◆ SHORT EXERCISE:
Copy each line below that contains "name".

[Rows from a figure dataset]
════════

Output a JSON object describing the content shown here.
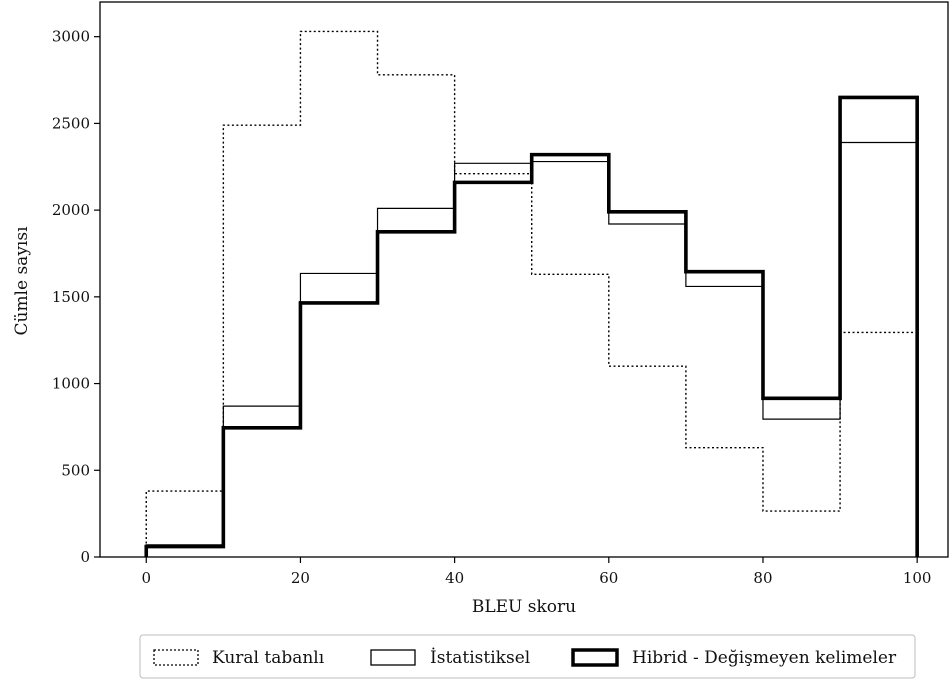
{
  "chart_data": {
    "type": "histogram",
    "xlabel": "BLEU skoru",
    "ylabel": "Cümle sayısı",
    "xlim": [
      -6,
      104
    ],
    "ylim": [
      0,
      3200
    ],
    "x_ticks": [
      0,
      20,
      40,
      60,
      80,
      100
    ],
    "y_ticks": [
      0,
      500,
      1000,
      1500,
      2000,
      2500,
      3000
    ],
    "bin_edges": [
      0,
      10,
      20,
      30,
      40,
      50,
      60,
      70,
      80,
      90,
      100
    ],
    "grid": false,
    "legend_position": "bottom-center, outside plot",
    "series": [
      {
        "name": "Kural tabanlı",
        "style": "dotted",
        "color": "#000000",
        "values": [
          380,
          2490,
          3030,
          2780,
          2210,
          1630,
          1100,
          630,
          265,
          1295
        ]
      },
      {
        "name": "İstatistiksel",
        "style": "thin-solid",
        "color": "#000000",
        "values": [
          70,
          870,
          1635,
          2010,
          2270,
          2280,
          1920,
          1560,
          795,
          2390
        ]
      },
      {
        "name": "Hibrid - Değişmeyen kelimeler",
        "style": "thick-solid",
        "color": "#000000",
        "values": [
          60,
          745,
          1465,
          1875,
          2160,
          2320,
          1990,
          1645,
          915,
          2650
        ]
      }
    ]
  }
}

════════

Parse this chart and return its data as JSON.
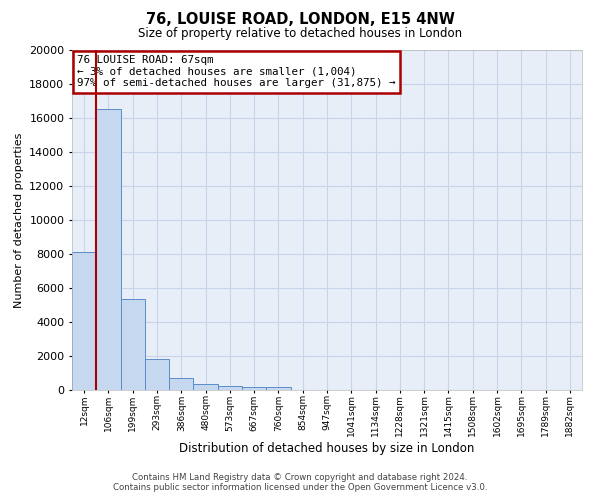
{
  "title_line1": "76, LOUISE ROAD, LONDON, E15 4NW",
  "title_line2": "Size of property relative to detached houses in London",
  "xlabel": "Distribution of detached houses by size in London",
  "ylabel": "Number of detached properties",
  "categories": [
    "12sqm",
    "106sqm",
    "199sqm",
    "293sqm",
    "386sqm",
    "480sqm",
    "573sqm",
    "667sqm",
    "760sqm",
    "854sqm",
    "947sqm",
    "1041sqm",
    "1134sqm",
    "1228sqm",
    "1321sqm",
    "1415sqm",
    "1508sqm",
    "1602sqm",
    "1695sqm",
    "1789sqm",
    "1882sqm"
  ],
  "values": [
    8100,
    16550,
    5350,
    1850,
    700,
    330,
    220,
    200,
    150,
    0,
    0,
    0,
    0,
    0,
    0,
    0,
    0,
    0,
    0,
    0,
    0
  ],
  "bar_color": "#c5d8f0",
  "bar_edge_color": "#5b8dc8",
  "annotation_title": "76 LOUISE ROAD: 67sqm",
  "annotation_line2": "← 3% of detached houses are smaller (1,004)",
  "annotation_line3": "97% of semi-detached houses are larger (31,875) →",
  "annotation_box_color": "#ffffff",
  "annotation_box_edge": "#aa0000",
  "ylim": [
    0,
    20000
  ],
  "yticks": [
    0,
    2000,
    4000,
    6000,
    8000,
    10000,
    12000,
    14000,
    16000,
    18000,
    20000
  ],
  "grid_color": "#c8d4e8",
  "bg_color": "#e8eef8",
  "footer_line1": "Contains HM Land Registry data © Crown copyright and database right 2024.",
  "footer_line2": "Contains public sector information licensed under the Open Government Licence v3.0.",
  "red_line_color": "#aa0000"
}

════════

◆ COMPLETE ANSWER:
        "name": "Kural tabanlı",
        "name": "İstatistiksel",
        "name": "Hibrid - Değişmeyen kelimeler",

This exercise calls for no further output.